Go through the material below, count the lines with the word "title", and reply with the count alone.

* Begin PROVIDED INFORMATION *

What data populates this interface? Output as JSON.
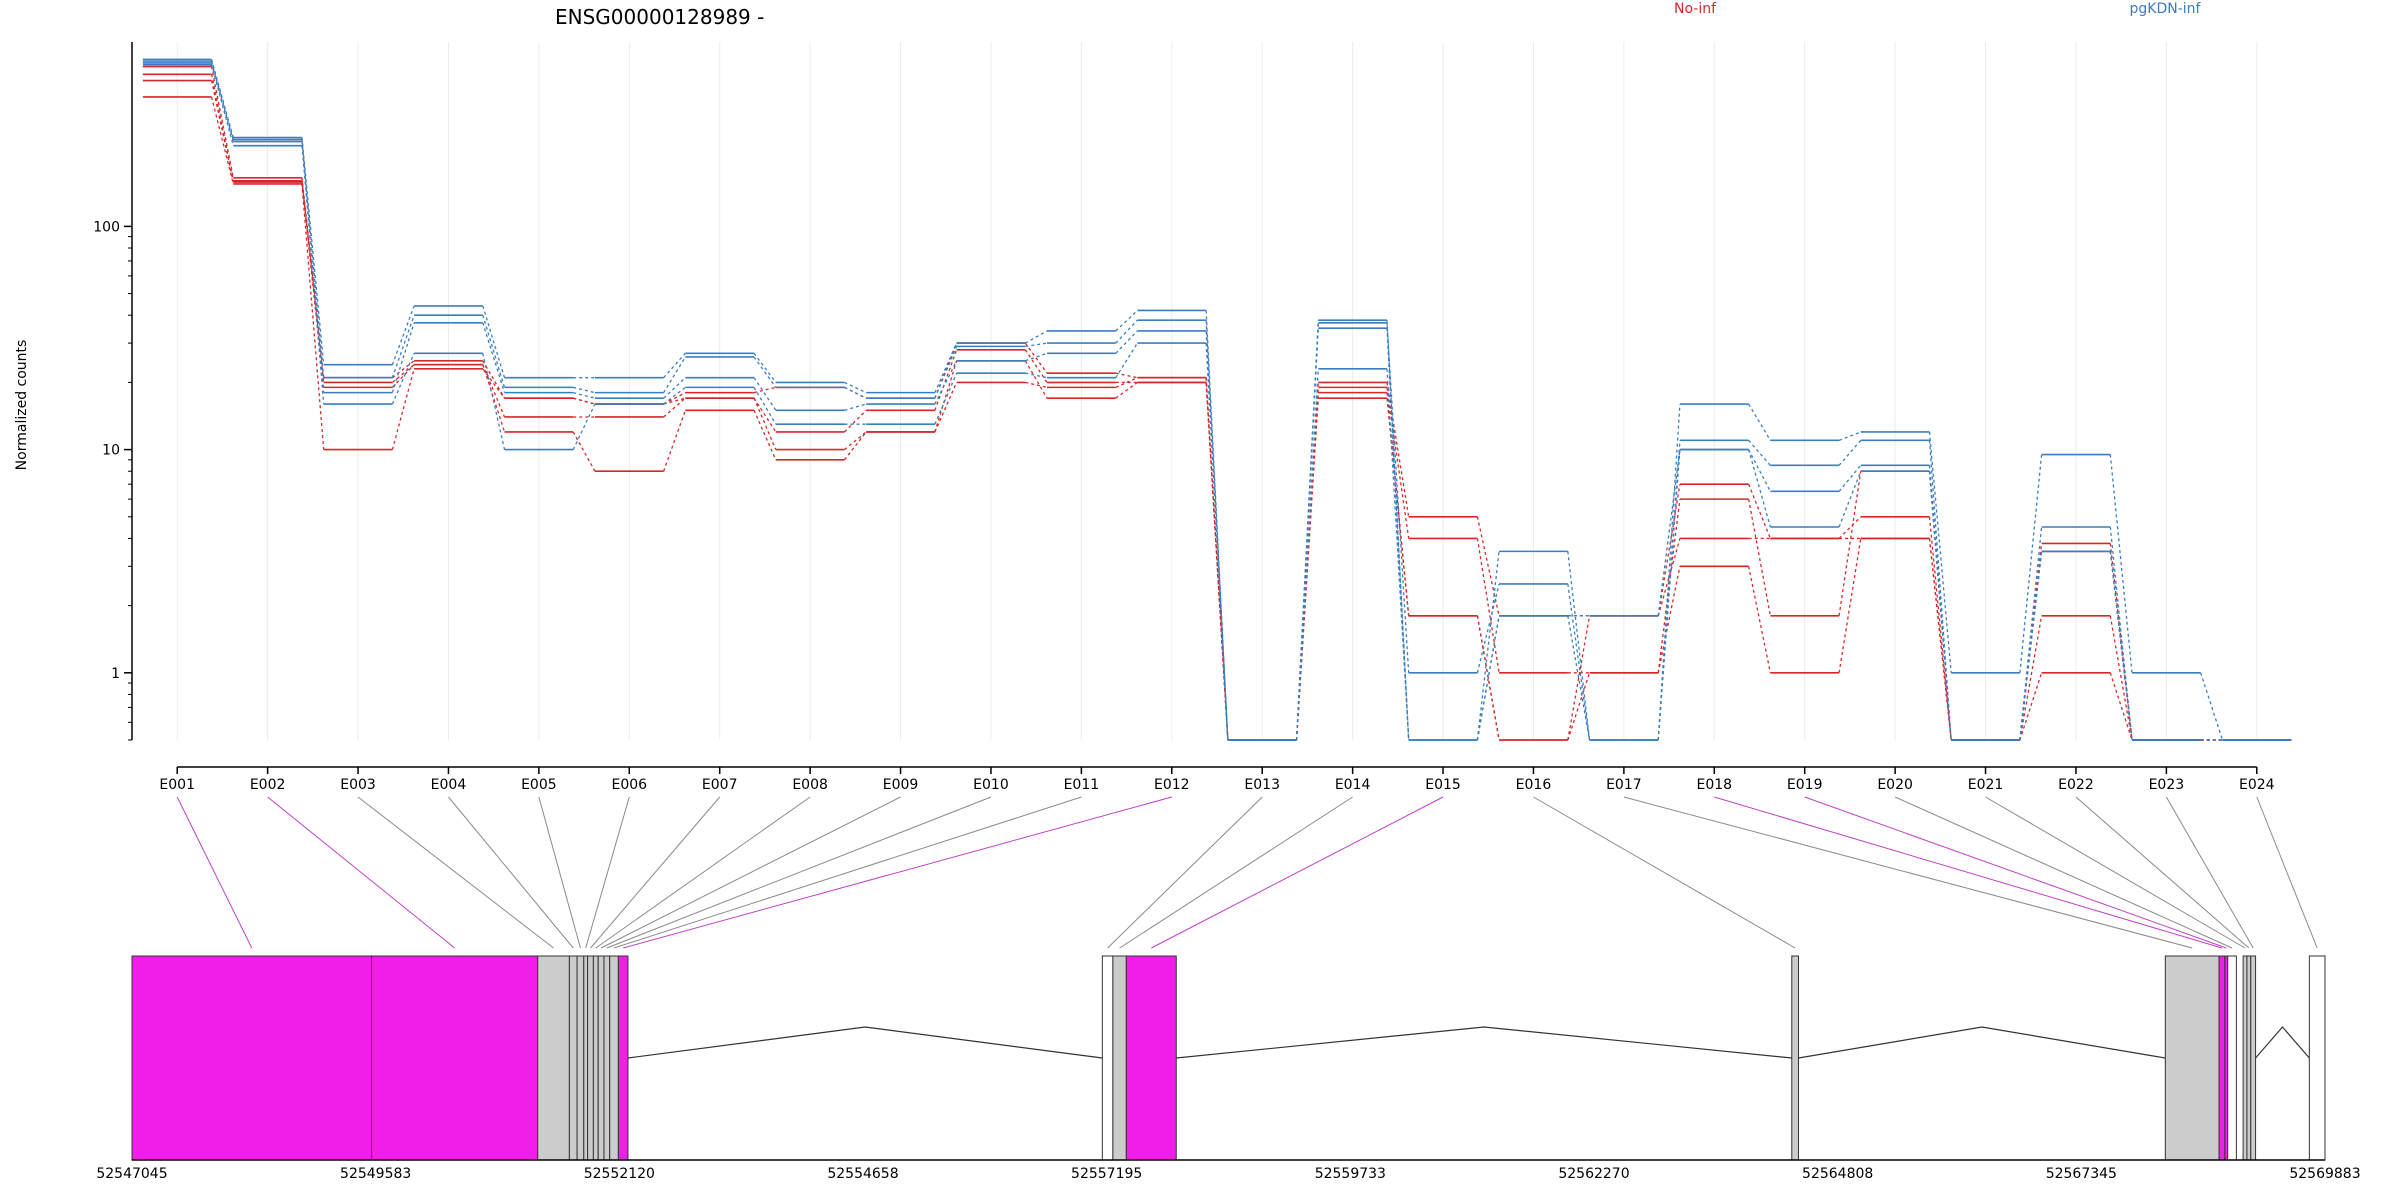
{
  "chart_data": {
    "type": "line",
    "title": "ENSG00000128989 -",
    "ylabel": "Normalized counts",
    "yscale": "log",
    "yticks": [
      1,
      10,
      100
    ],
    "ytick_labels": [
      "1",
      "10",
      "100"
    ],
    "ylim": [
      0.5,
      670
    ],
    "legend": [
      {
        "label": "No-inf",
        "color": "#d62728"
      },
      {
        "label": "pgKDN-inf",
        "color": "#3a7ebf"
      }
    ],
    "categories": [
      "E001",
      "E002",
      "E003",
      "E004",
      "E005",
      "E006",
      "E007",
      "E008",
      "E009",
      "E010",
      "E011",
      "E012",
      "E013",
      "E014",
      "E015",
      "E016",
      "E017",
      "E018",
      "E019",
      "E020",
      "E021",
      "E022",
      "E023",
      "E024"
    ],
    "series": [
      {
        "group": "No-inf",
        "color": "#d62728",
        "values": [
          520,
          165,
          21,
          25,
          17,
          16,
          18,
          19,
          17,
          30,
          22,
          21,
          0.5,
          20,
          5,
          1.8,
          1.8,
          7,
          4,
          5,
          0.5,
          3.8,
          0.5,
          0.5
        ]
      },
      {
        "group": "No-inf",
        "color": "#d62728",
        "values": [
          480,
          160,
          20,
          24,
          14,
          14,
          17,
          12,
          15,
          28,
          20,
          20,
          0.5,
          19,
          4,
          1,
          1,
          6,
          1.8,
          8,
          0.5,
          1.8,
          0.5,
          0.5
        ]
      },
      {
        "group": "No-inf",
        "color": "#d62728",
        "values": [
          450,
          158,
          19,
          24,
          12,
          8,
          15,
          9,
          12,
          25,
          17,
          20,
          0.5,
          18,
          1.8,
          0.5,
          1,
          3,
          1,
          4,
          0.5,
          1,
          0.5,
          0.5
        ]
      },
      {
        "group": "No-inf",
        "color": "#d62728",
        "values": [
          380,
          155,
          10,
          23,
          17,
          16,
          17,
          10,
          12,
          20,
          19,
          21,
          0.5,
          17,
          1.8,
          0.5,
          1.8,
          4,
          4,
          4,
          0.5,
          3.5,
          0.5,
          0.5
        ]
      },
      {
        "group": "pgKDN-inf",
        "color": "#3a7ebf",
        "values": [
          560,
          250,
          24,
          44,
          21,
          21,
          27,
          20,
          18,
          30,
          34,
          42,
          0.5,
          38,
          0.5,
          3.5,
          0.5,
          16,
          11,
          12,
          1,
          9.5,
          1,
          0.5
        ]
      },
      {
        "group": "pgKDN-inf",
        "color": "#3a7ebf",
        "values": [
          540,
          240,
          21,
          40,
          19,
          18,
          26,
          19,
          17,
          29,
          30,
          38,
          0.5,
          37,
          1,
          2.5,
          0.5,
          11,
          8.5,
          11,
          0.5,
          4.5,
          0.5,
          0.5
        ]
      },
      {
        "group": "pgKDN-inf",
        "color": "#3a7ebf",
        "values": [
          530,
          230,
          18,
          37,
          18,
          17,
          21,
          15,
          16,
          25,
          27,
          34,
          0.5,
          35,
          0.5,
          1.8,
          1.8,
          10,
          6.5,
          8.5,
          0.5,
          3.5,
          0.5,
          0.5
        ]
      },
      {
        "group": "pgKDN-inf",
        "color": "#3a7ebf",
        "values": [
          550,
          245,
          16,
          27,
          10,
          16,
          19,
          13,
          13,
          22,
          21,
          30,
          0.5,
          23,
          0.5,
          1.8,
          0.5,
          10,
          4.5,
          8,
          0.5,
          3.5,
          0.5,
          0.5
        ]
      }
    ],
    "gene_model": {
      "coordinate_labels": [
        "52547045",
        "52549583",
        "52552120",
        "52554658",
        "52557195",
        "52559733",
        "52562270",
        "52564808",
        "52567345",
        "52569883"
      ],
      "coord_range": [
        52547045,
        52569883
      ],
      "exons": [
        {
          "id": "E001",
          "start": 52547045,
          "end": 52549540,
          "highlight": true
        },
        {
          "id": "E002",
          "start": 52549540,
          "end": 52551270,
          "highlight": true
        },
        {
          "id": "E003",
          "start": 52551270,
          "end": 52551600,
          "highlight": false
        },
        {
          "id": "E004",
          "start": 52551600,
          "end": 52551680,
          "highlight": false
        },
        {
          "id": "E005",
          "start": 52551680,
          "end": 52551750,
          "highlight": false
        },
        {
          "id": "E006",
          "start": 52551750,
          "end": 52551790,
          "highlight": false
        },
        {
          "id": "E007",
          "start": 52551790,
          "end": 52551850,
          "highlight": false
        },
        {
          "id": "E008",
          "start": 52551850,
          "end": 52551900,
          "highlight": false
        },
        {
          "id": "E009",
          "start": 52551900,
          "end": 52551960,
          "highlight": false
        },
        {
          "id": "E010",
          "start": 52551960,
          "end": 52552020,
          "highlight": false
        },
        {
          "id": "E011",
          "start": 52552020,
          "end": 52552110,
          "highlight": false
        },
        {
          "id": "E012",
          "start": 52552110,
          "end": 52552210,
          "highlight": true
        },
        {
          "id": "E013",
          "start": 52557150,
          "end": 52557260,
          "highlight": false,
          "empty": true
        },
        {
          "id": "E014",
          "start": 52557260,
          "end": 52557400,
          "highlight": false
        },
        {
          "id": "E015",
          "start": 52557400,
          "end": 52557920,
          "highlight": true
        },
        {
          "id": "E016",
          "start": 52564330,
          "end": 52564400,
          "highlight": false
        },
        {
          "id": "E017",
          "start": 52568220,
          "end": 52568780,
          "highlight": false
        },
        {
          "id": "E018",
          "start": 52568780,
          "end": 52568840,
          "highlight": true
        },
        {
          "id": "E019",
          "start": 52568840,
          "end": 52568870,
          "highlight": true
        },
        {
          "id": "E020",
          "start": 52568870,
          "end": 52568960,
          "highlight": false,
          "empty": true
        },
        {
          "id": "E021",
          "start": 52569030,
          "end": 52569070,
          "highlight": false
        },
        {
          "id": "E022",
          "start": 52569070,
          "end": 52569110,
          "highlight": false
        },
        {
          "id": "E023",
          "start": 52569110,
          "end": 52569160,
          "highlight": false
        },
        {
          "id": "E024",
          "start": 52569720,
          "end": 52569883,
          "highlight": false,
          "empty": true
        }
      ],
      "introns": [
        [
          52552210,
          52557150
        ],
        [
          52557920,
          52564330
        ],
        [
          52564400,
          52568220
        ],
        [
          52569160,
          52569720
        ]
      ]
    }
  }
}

* End PROVIDED INFORMATION *
* Begin PROVIDED INFORMATION *

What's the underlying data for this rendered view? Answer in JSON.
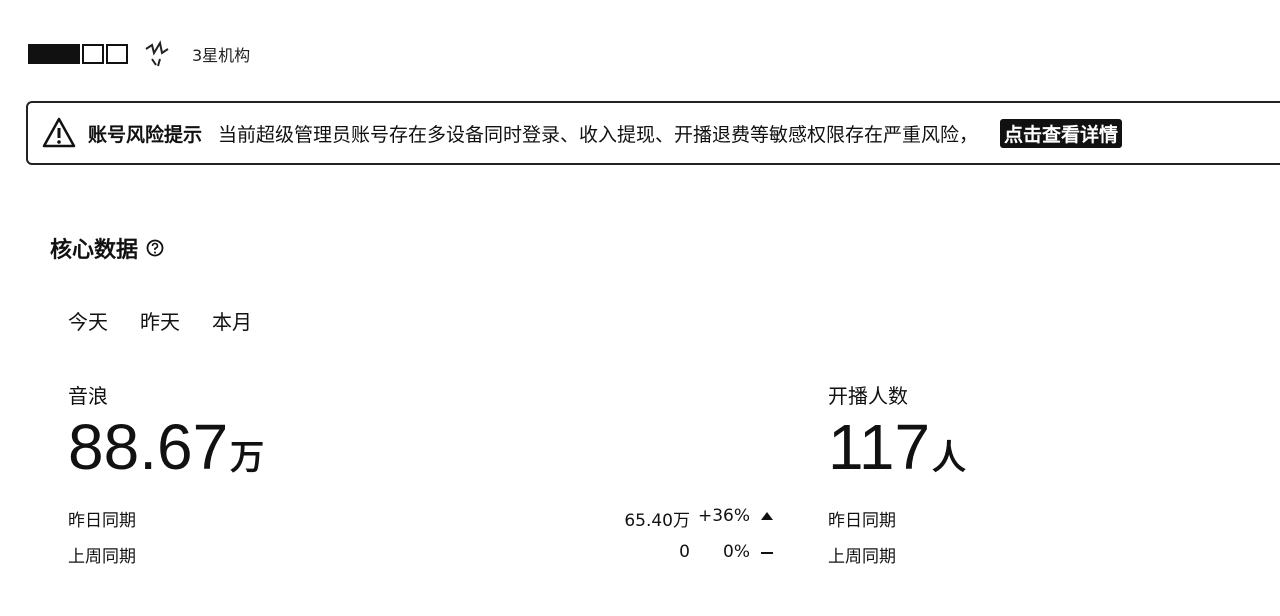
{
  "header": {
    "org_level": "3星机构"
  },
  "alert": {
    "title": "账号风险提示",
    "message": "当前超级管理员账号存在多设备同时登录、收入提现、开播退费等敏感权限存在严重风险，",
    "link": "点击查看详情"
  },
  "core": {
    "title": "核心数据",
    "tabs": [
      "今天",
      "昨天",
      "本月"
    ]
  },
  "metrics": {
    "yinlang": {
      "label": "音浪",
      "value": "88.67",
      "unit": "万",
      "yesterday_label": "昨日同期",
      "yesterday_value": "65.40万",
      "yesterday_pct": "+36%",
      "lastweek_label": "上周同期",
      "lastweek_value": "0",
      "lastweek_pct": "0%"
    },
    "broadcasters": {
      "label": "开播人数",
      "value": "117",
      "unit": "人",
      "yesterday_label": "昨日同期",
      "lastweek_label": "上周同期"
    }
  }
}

* End PROVIDED INFORMATION *
* Begin PROVIDED INFORMATION *

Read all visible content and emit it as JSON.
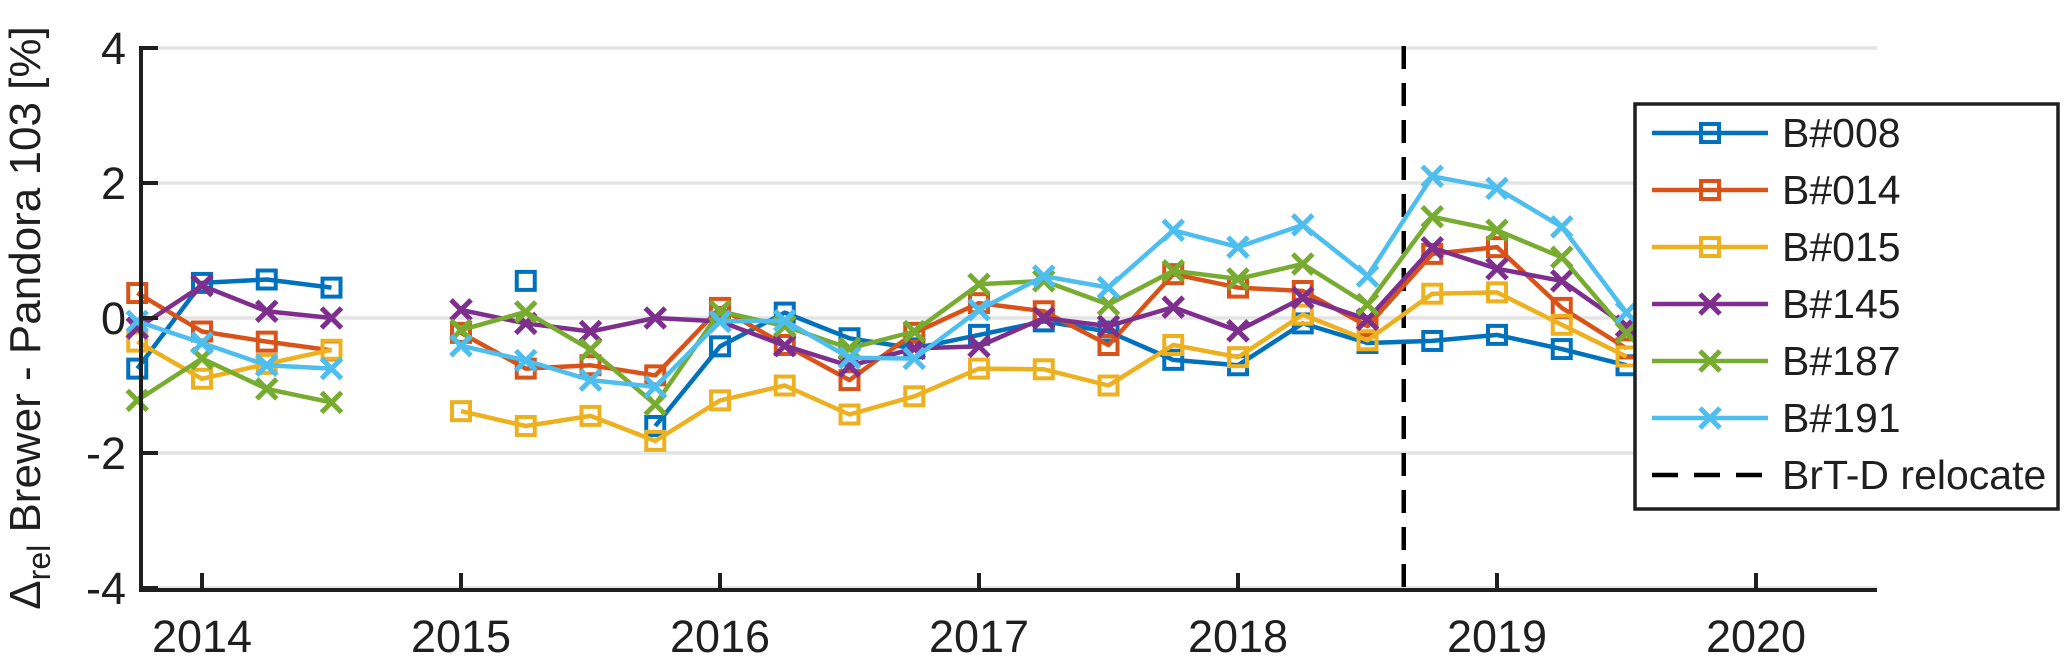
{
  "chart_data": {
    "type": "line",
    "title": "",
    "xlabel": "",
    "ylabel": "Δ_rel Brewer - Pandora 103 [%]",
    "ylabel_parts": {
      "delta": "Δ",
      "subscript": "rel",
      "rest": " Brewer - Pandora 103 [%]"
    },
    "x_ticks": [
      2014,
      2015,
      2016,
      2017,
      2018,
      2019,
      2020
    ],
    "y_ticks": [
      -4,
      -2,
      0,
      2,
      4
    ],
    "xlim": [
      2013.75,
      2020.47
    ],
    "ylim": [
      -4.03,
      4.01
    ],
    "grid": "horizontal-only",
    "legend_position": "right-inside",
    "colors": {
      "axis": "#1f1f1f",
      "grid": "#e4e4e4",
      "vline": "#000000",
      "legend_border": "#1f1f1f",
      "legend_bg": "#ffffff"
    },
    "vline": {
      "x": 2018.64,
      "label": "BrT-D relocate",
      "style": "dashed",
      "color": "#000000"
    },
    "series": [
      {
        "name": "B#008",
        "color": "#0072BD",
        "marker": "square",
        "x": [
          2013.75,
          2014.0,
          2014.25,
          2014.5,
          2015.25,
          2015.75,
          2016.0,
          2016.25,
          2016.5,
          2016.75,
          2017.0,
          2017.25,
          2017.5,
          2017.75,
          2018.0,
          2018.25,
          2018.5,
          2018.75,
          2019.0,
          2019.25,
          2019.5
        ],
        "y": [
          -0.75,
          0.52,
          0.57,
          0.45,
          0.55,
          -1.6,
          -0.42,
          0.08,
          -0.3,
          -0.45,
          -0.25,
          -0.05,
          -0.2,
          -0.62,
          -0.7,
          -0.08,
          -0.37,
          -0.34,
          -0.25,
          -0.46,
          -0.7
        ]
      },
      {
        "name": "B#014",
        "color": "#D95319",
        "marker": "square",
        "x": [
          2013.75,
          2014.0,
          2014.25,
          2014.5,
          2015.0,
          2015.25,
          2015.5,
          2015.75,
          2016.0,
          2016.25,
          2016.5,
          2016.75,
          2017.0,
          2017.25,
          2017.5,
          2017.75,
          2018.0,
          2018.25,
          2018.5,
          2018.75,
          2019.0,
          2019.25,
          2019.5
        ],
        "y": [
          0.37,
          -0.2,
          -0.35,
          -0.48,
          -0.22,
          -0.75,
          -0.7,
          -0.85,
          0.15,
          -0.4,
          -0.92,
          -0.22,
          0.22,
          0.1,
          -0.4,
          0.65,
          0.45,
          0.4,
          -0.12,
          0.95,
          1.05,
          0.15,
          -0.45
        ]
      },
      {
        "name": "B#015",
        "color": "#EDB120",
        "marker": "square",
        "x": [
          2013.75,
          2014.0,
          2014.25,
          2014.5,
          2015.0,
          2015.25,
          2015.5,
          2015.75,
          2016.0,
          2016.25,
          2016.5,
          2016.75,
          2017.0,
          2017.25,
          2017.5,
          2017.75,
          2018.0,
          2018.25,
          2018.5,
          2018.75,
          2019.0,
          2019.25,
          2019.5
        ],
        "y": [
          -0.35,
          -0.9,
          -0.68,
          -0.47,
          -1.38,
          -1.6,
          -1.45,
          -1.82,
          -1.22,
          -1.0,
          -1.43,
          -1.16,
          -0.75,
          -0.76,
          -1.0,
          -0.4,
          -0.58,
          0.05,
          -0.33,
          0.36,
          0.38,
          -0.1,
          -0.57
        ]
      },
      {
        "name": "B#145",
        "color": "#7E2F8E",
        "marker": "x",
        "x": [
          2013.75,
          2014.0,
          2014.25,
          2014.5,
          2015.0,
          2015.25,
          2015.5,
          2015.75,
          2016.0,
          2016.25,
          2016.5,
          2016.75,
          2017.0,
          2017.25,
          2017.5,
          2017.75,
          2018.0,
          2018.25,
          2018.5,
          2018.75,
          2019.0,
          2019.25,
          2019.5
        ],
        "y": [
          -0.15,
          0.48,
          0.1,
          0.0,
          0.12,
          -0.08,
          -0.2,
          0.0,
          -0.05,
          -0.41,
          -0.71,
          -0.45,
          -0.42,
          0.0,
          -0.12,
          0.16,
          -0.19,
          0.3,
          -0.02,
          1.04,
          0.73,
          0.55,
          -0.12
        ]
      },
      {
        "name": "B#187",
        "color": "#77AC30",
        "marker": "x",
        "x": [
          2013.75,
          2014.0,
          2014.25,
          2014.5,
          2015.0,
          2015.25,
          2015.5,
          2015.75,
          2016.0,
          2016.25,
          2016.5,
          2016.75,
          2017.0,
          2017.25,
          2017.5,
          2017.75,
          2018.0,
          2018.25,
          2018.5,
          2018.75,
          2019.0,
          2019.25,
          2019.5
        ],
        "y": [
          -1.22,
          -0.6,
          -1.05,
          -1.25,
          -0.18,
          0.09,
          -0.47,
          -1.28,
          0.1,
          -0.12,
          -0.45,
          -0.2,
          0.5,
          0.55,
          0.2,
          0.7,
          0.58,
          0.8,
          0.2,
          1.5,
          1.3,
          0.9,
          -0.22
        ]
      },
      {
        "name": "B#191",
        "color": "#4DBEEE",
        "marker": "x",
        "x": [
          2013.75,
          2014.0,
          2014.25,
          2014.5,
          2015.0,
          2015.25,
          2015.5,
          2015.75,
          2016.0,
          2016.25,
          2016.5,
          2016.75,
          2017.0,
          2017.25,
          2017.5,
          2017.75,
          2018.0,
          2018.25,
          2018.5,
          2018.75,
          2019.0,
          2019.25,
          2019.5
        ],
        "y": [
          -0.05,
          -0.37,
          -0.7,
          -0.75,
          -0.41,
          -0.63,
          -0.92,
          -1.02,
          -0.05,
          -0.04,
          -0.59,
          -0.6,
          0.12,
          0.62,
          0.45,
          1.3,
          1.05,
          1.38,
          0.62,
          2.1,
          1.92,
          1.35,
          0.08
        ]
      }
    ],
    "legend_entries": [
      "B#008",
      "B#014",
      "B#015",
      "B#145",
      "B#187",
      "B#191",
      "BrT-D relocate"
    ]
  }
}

* End PROVIDED INFORMATION *

#### TASK RESPONSE:
4